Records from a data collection
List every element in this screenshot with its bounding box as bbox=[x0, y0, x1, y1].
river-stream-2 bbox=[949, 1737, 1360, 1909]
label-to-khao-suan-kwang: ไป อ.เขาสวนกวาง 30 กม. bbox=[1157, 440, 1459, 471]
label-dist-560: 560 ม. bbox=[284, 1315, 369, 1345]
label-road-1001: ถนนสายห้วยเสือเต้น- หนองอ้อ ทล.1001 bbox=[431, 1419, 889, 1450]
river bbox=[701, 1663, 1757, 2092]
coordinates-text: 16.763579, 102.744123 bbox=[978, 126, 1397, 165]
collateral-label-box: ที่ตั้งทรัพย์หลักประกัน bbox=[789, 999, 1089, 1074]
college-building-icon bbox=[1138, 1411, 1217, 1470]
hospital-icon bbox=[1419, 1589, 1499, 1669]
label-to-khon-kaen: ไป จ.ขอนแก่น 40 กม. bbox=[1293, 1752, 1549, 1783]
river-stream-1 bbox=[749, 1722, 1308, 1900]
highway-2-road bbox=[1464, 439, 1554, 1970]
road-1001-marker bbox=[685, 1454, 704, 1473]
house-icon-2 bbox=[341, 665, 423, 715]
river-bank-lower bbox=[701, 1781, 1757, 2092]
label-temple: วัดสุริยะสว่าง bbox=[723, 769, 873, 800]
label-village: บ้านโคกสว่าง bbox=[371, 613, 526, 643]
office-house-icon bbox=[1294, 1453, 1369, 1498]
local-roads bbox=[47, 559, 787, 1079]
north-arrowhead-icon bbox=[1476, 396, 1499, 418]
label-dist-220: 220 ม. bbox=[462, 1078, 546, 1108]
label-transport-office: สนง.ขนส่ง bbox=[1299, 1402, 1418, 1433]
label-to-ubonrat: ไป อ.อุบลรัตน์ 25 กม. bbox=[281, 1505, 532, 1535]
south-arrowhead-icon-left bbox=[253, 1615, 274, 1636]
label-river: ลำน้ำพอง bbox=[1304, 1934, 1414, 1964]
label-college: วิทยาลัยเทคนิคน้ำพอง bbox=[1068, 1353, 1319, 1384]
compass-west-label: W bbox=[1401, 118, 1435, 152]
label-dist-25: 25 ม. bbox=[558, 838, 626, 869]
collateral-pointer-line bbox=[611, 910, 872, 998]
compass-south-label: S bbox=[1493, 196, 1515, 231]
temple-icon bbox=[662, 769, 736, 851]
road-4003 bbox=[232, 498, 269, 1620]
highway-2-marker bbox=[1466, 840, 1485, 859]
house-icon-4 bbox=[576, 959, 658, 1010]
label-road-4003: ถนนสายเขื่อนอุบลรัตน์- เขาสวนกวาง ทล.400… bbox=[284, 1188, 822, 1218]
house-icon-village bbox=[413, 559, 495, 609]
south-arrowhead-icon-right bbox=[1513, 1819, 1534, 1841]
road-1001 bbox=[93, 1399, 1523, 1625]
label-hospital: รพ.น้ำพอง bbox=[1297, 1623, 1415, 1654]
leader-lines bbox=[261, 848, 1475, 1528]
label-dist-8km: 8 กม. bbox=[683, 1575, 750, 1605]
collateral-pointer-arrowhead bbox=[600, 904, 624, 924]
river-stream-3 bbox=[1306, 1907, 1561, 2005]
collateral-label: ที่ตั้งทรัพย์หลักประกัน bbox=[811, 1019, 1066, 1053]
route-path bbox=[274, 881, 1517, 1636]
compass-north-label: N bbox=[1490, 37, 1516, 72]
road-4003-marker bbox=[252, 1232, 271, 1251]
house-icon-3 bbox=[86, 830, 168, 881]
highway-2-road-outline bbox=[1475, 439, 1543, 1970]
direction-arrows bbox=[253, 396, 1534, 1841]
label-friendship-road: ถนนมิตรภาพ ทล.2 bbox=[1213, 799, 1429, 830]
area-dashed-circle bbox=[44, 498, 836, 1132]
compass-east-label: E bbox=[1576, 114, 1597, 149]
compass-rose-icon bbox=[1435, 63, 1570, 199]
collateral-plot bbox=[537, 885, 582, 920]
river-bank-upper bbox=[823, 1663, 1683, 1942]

▶ _Instructions for the task_: Copy the lines above verbatim, from first to last.

▶ _Response_:
List every element in this screenshot with its bounding box as bbox=[x0, y0, x1, y1].
river-stream-2 bbox=[949, 1737, 1360, 1909]
label-to-khao-suan-kwang: ไป อ.เขาสวนกวาง 30 กม. bbox=[1157, 440, 1459, 471]
label-dist-560: 560 ม. bbox=[284, 1315, 369, 1345]
label-road-1001: ถนนสายห้วยเสือเต้น- หนองอ้อ ทล.1001 bbox=[431, 1419, 889, 1450]
river bbox=[701, 1663, 1757, 2092]
coordinates-text: 16.763579, 102.744123 bbox=[978, 126, 1397, 165]
collateral-label-box: ที่ตั้งทรัพย์หลักประกัน bbox=[789, 999, 1089, 1074]
college-building-icon bbox=[1138, 1411, 1217, 1470]
hospital-icon bbox=[1419, 1589, 1499, 1669]
label-to-khon-kaen: ไป จ.ขอนแก่น 40 กม. bbox=[1293, 1752, 1549, 1783]
river-stream-1 bbox=[749, 1722, 1308, 1900]
highway-2-road bbox=[1464, 439, 1554, 1970]
road-1001-marker bbox=[685, 1454, 704, 1473]
house-icon-2 bbox=[341, 665, 423, 715]
river-bank-lower bbox=[701, 1781, 1757, 2092]
label-temple: วัดสุริยะสว่าง bbox=[723, 769, 873, 800]
label-village: บ้านโคกสว่าง bbox=[371, 613, 526, 643]
office-house-icon bbox=[1294, 1453, 1369, 1498]
local-roads bbox=[47, 559, 787, 1079]
north-arrowhead-icon bbox=[1476, 396, 1499, 418]
label-dist-220: 220 ม. bbox=[462, 1078, 546, 1108]
label-transport-office: สนง.ขนส่ง bbox=[1299, 1402, 1418, 1433]
label-to-ubonrat: ไป อ.อุบลรัตน์ 25 กม. bbox=[281, 1505, 532, 1535]
south-arrowhead-icon-left bbox=[253, 1615, 274, 1636]
label-river: ลำน้ำพอง bbox=[1304, 1934, 1414, 1964]
label-college: วิทยาลัยเทคนิคน้ำพอง bbox=[1068, 1353, 1319, 1384]
compass-west-label: W bbox=[1401, 118, 1435, 152]
label-dist-25: 25 ม. bbox=[558, 838, 626, 869]
collateral-pointer-line bbox=[611, 910, 872, 998]
compass-south-label: S bbox=[1493, 196, 1515, 231]
temple-icon bbox=[662, 769, 736, 851]
road-4003 bbox=[232, 498, 269, 1620]
highway-2-marker bbox=[1466, 840, 1485, 859]
house-icon-4 bbox=[576, 959, 658, 1010]
label-road-4003: ถนนสายเขื่อนอุบลรัตน์- เขาสวนกวาง ทล.400… bbox=[284, 1188, 822, 1218]
house-icon-village bbox=[413, 559, 495, 609]
south-arrowhead-icon-right bbox=[1513, 1819, 1534, 1841]
road-1001 bbox=[93, 1399, 1523, 1625]
label-hospital: รพ.น้ำพอง bbox=[1297, 1623, 1415, 1654]
leader-lines bbox=[261, 848, 1475, 1528]
label-dist-8km: 8 กม. bbox=[683, 1575, 750, 1605]
collateral-pointer-arrowhead bbox=[600, 904, 624, 924]
river-stream-3 bbox=[1306, 1907, 1561, 2005]
collateral-label: ที่ตั้งทรัพย์หลักประกัน bbox=[811, 1019, 1066, 1053]
route-path bbox=[274, 881, 1517, 1636]
compass-north-label: N bbox=[1490, 37, 1516, 72]
road-4003-marker bbox=[252, 1232, 271, 1251]
house-icon-3 bbox=[86, 830, 168, 881]
highway-2-road-outline bbox=[1475, 439, 1543, 1970]
direction-arrows bbox=[253, 396, 1534, 1841]
label-friendship-road: ถนนมิตรภาพ ทล.2 bbox=[1213, 799, 1429, 830]
area-dashed-circle bbox=[44, 498, 836, 1132]
compass-east-label: E bbox=[1576, 114, 1597, 149]
compass-rose-icon bbox=[1435, 63, 1570, 199]
collateral-plot bbox=[537, 885, 582, 920]
river-bank-upper bbox=[823, 1663, 1683, 1942]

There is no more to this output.